A run of entries
↓

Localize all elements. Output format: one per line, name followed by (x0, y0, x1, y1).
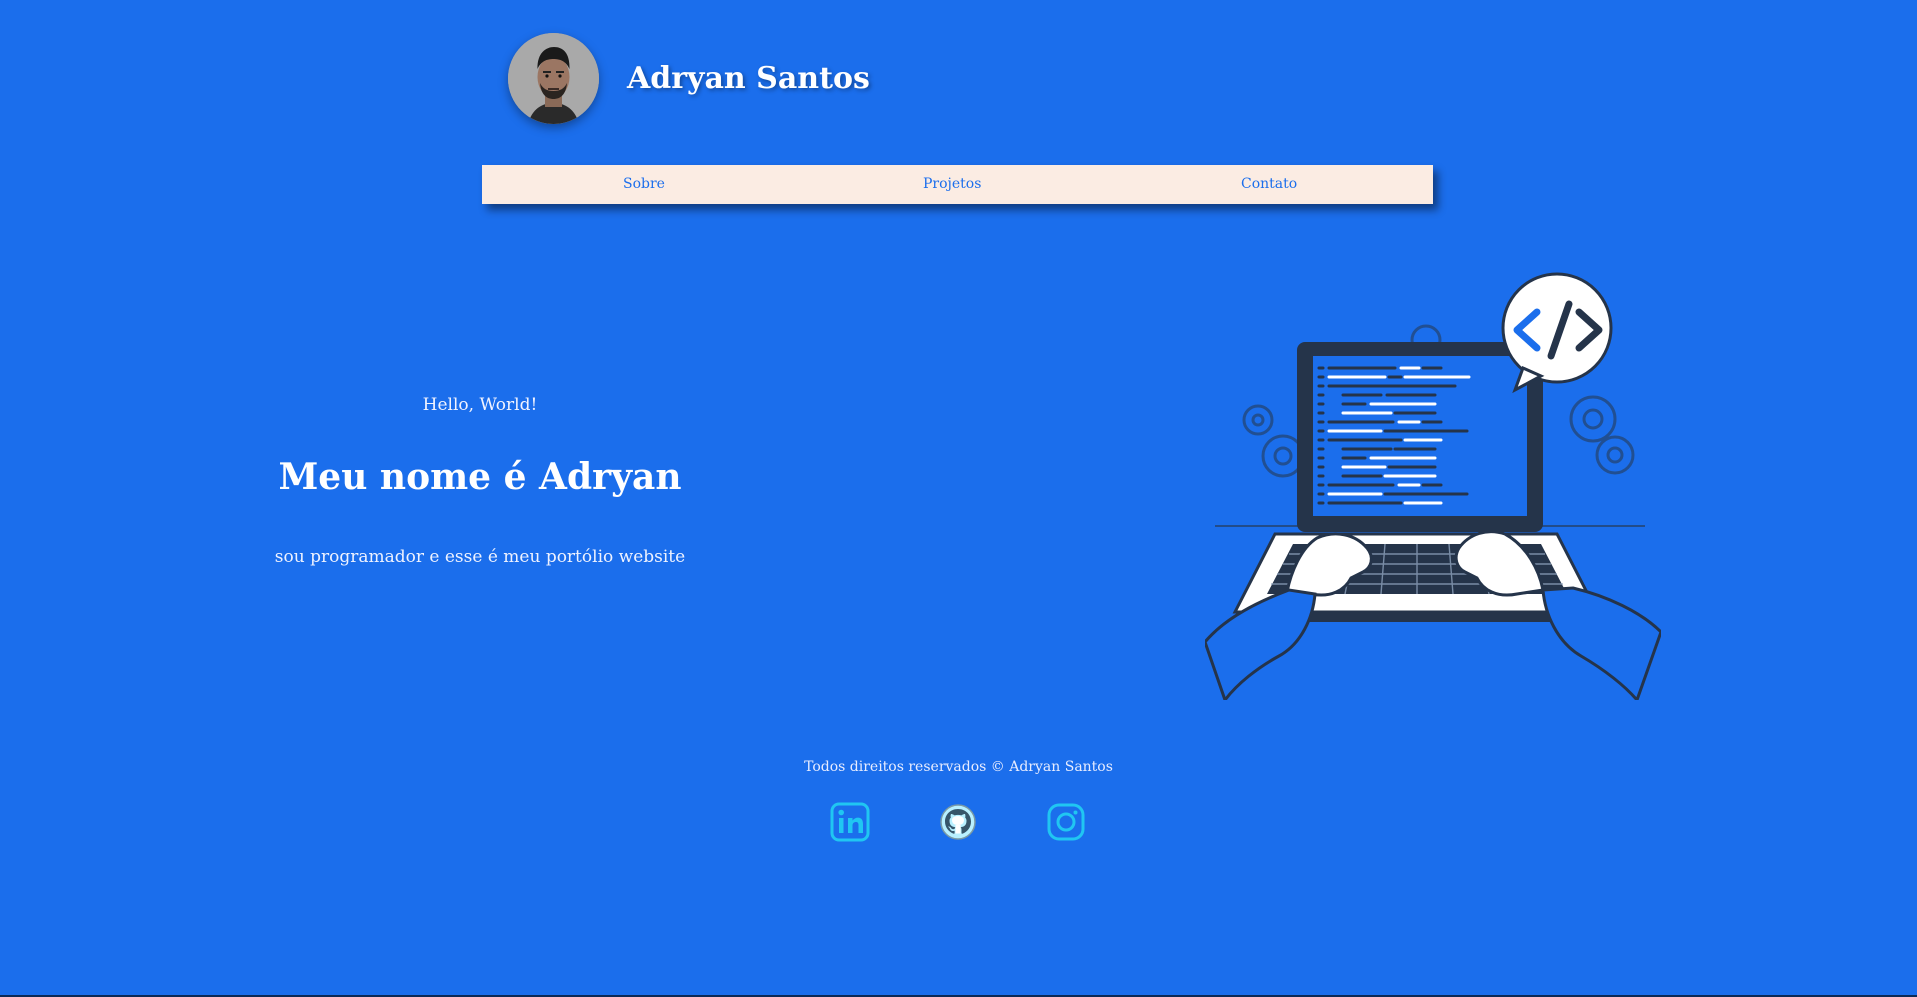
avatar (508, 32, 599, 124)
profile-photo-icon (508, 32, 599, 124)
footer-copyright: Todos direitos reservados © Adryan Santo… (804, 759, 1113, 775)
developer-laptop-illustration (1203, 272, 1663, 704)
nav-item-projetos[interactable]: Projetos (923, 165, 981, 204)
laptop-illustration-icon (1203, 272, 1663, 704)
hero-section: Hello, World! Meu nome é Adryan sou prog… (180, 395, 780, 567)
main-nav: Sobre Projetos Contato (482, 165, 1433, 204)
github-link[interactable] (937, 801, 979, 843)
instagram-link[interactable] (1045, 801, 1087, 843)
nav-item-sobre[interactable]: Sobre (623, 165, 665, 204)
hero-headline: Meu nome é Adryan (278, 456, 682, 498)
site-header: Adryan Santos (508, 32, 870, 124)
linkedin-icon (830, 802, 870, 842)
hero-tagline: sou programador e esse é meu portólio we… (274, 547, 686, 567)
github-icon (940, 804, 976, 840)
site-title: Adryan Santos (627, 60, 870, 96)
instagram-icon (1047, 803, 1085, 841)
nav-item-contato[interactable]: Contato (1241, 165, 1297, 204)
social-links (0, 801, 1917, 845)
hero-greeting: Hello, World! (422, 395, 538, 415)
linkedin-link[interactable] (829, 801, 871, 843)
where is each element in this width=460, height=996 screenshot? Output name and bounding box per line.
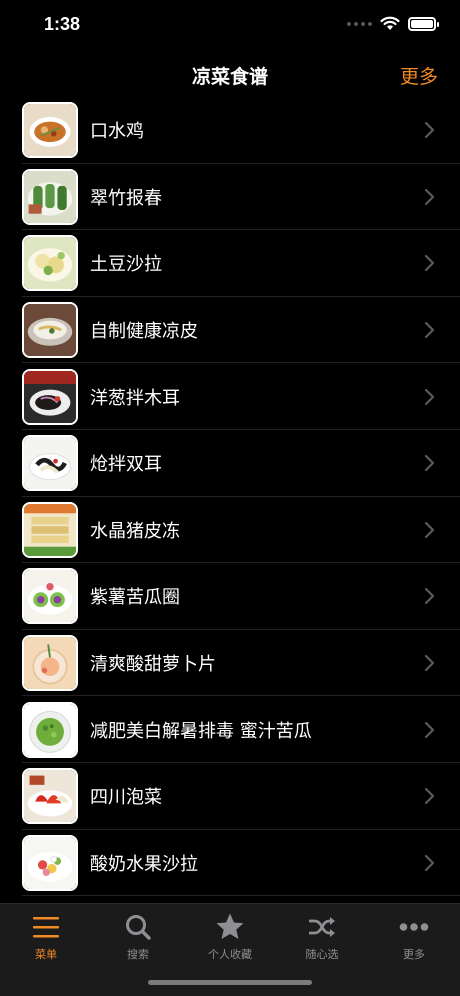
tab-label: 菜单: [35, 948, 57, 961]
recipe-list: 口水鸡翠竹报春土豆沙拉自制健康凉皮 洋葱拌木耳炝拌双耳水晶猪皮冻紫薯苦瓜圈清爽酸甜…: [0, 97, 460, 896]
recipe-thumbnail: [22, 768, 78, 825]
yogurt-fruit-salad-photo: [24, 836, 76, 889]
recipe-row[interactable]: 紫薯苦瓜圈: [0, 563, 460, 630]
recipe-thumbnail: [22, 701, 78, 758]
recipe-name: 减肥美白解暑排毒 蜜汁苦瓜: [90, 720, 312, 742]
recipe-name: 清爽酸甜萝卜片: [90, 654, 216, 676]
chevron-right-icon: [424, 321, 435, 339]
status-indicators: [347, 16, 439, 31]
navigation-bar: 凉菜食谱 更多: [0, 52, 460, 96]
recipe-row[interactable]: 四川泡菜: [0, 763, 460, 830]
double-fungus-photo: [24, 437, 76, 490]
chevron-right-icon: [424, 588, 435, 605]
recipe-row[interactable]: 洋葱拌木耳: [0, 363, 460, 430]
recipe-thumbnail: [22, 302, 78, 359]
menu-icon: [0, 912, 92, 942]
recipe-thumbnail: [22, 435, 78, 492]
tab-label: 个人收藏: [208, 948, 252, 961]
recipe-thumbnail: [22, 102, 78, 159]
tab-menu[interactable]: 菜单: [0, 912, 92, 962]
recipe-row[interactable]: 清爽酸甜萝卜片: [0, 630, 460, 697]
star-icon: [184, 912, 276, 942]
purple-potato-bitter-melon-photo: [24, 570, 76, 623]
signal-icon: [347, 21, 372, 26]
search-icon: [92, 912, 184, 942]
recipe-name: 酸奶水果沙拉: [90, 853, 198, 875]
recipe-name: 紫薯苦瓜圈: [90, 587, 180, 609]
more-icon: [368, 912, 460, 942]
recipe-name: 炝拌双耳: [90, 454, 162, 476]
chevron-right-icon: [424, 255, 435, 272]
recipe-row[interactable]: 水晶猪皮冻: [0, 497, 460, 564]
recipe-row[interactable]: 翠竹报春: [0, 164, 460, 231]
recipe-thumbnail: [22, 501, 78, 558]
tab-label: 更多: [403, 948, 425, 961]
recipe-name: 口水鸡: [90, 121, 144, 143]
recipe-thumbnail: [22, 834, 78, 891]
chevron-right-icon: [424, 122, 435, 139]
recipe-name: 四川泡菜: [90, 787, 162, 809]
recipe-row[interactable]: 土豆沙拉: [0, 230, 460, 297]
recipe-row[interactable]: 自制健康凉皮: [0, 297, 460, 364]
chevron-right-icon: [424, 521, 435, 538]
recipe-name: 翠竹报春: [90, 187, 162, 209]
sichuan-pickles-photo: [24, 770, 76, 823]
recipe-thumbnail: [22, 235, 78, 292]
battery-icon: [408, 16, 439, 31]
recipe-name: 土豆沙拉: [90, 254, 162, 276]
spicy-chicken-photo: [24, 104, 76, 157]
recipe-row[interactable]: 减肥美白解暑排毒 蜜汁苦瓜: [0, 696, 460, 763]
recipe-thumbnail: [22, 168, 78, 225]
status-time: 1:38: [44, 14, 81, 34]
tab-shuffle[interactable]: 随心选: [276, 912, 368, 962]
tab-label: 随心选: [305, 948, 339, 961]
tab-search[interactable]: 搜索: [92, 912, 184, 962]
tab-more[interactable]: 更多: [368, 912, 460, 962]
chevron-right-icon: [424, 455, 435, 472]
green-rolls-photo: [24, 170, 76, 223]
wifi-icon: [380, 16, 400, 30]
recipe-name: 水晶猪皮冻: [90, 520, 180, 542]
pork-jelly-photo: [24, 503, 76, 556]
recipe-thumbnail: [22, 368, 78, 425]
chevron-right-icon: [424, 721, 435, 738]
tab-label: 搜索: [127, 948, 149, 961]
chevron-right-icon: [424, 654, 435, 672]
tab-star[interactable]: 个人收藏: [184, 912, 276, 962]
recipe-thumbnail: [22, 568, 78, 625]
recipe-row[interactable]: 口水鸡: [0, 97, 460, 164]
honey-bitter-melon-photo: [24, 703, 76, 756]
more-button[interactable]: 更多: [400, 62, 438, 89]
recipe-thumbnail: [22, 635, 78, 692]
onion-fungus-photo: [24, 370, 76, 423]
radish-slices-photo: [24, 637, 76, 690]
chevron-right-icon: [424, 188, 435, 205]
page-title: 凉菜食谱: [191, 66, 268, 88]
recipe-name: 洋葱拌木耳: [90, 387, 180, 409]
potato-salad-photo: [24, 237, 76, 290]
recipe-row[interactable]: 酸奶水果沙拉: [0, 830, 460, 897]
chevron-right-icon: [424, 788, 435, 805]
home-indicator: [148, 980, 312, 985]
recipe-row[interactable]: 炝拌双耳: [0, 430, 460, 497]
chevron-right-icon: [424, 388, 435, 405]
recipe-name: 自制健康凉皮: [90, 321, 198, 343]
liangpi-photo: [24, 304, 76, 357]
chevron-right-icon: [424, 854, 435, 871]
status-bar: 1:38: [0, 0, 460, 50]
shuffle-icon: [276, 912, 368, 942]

↑

--- AIM ---
Copy every entry above word for word, but leave out the picture lines.

--- EXERCISE ANSWER ---
Localize all elements. Output format: one per line, name followed by (x0, y0, x1, y1).
avatar (508, 32, 599, 124)
profile-photo-icon (508, 32, 599, 124)
footer-copyright: Todos direitos reservados © Adryan Santo… (804, 759, 1113, 775)
developer-laptop-illustration (1203, 272, 1663, 704)
nav-item-projetos[interactable]: Projetos (923, 165, 981, 204)
laptop-illustration-icon (1203, 272, 1663, 704)
hero-section: Hello, World! Meu nome é Adryan sou prog… (180, 395, 780, 567)
main-nav: Sobre Projetos Contato (482, 165, 1433, 204)
github-link[interactable] (937, 801, 979, 843)
instagram-link[interactable] (1045, 801, 1087, 843)
nav-item-sobre[interactable]: Sobre (623, 165, 665, 204)
hero-headline: Meu nome é Adryan (278, 456, 682, 498)
site-header: Adryan Santos (508, 32, 870, 124)
linkedin-icon (830, 802, 870, 842)
hero-tagline: sou programador e esse é meu portólio we… (274, 547, 686, 567)
github-icon (940, 804, 976, 840)
site-title: Adryan Santos (627, 60, 870, 96)
instagram-icon (1047, 803, 1085, 841)
nav-item-contato[interactable]: Contato (1241, 165, 1297, 204)
social-links (0, 801, 1917, 845)
hero-greeting: Hello, World! (422, 395, 538, 415)
linkedin-link[interactable] (829, 801, 871, 843)
where is each element in this width=460, height=996 screenshot? Output name and bounding box per line.
tab-label: 菜单: [35, 948, 57, 961]
recipe-list: 口水鸡翠竹报春土豆沙拉自制健康凉皮 洋葱拌木耳炝拌双耳水晶猪皮冻紫薯苦瓜圈清爽酸甜…: [0, 97, 460, 896]
recipe-thumbnail: [22, 768, 78, 825]
yogurt-fruit-salad-photo: [24, 836, 76, 889]
recipe-row[interactable]: 紫薯苦瓜圈: [0, 563, 460, 630]
recipe-thumbnail: [22, 701, 78, 758]
recipe-name: 减肥美白解暑排毒 蜜汁苦瓜: [90, 720, 312, 742]
recipe-name: 清爽酸甜萝卜片: [90, 654, 216, 676]
chevron-right-icon: [424, 321, 435, 339]
status-indicators: [347, 16, 439, 31]
navigation-bar: 凉菜食谱 更多: [0, 52, 460, 96]
recipe-row[interactable]: 四川泡菜: [0, 763, 460, 830]
double-fungus-photo: [24, 437, 76, 490]
chevron-right-icon: [424, 588, 435, 605]
recipe-row[interactable]: 洋葱拌木耳: [0, 363, 460, 430]
recipe-thumbnail: [22, 302, 78, 359]
menu-icon: [0, 912, 92, 942]
recipe-thumbnail: [22, 435, 78, 492]
tab-label: 个人收藏: [208, 948, 252, 961]
recipe-thumbnail: [22, 102, 78, 159]
tab-menu[interactable]: 菜单: [0, 912, 92, 962]
recipe-row[interactable]: 清爽酸甜萝卜片: [0, 630, 460, 697]
star-icon: [184, 912, 276, 942]
purple-potato-bitter-melon-photo: [24, 570, 76, 623]
signal-icon: [347, 21, 372, 26]
search-icon: [92, 912, 184, 942]
recipe-name: 酸奶水果沙拉: [90, 853, 198, 875]
recipe-name: 紫薯苦瓜圈: [90, 587, 180, 609]
more-icon: [368, 912, 460, 942]
recipe-name: 炝拌双耳: [90, 454, 162, 476]
chevron-right-icon: [424, 255, 435, 272]
recipe-row[interactable]: 水晶猪皮冻: [0, 497, 460, 564]
recipe-row[interactable]: 翠竹报春: [0, 164, 460, 231]
recipe-thumbnail: [22, 501, 78, 558]
tab-label: 更多: [403, 948, 425, 961]
recipe-name: 口水鸡: [90, 121, 144, 143]
recipe-thumbnail: [22, 834, 78, 891]
chevron-right-icon: [424, 122, 435, 139]
recipe-name: 四川泡菜: [90, 787, 162, 809]
recipe-row[interactable]: 土豆沙拉: [0, 230, 460, 297]
recipe-row[interactable]: 自制健康凉皮: [0, 297, 460, 364]
chevron-right-icon: [424, 521, 435, 538]
recipe-name: 翠竹报春: [90, 187, 162, 209]
sichuan-pickles-photo: [24, 770, 76, 823]
recipe-thumbnail: [22, 235, 78, 292]
battery-icon: [408, 16, 439, 31]
recipe-name: 土豆沙拉: [90, 254, 162, 276]
spicy-chicken-photo: [24, 104, 76, 157]
recipe-row[interactable]: 减肥美白解暑排毒 蜜汁苦瓜: [0, 696, 460, 763]
recipe-thumbnail: [22, 168, 78, 225]
status-time: 1:38: [44, 14, 81, 34]
tab-shuffle[interactable]: 随心选: [276, 912, 368, 962]
tab-label: 随心选: [305, 948, 339, 961]
tab-search[interactable]: 搜索: [92, 912, 184, 962]
tab-more[interactable]: 更多: [368, 912, 460, 962]
chevron-right-icon: [424, 455, 435, 472]
green-rolls-photo: [24, 170, 76, 223]
wifi-icon: [380, 16, 400, 30]
recipe-name: 水晶猪皮冻: [90, 520, 180, 542]
pork-jelly-photo: [24, 503, 76, 556]
recipe-thumbnail: [22, 368, 78, 425]
chevron-right-icon: [424, 721, 435, 738]
tab-label: 搜索: [127, 948, 149, 961]
chevron-right-icon: [424, 654, 435, 672]
tab-star[interactable]: 个人收藏: [184, 912, 276, 962]
recipe-thumbnail: [22, 568, 78, 625]
recipe-row[interactable]: 口水鸡: [0, 97, 460, 164]
honey-bitter-melon-photo: [24, 703, 76, 756]
more-button[interactable]: 更多: [400, 62, 438, 89]
recipe-thumbnail: [22, 635, 78, 692]
onion-fungus-photo: [24, 370, 76, 423]
radish-slices-photo: [24, 637, 76, 690]
chevron-right-icon: [424, 188, 435, 205]
page-title: 凉菜食谱: [191, 66, 268, 88]
recipe-name: 洋葱拌木耳: [90, 387, 180, 409]
potato-salad-photo: [24, 237, 76, 290]
recipe-row[interactable]: 酸奶水果沙拉: [0, 830, 460, 897]
chevron-right-icon: [424, 788, 435, 805]
home-indicator: [148, 980, 312, 985]
recipe-row[interactable]: 炝拌双耳: [0, 430, 460, 497]
chevron-right-icon: [424, 388, 435, 405]
recipe-name: 自制健康凉皮: [90, 321, 198, 343]
liangpi-photo: [24, 304, 76, 357]
chevron-right-icon: [424, 854, 435, 871]
status-bar: 1:38: [0, 0, 460, 50]
shuffle-icon: [276, 912, 368, 942]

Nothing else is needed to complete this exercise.